◆ Prompt:
Return the material word for word. Do not include the pictures.

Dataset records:
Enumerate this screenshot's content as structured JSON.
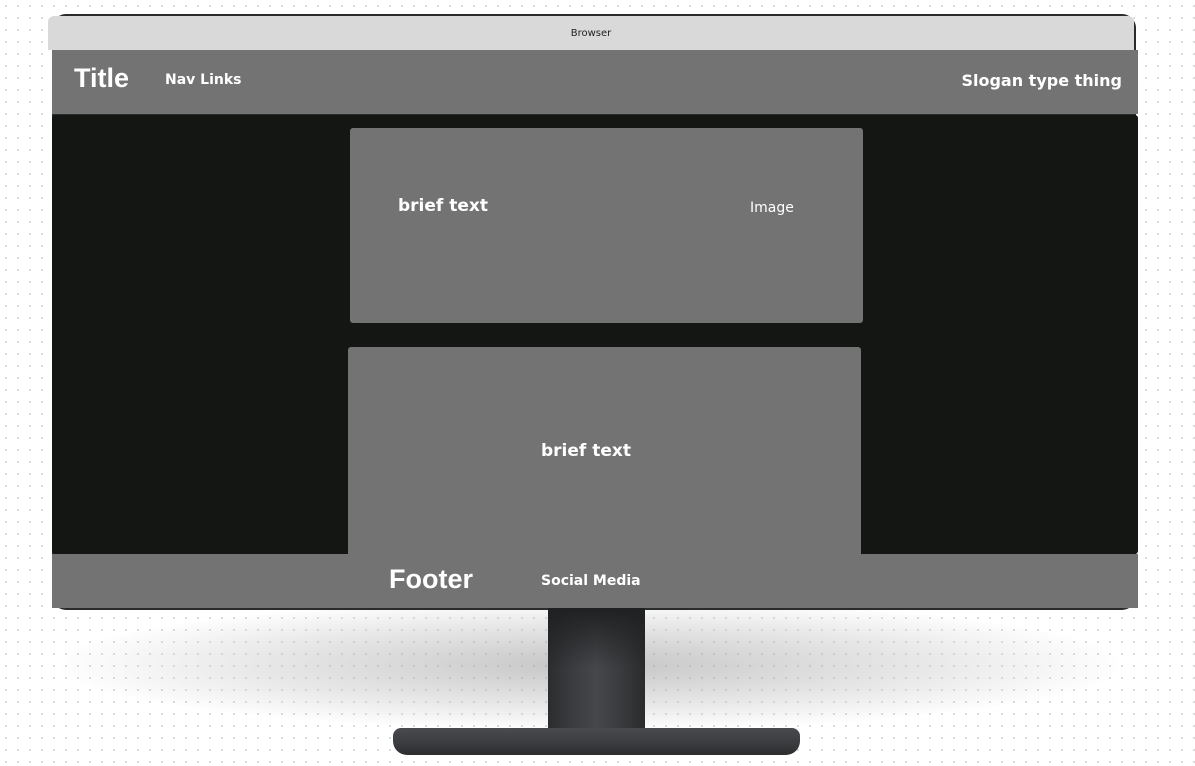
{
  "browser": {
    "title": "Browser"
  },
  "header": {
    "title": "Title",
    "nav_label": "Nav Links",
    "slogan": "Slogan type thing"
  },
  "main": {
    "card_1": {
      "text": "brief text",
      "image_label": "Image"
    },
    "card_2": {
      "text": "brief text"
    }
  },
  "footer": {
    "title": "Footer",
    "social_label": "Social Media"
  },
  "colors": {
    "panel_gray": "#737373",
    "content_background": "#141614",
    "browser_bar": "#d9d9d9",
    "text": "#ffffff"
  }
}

◆ Right answer:
Enumerate this screenshot's content as structured JSON.
{
  "browser": {
    "title": "Browser"
  },
  "header": {
    "title": "Title",
    "nav_label": "Nav Links",
    "slogan": "Slogan type thing"
  },
  "main": {
    "card_1": {
      "text": "brief text",
      "image_label": "Image"
    },
    "card_2": {
      "text": "brief text"
    }
  },
  "footer": {
    "title": "Footer",
    "social_label": "Social Media"
  },
  "colors": {
    "panel_gray": "#737373",
    "content_background": "#141614",
    "browser_bar": "#d9d9d9",
    "text": "#ffffff"
  }
}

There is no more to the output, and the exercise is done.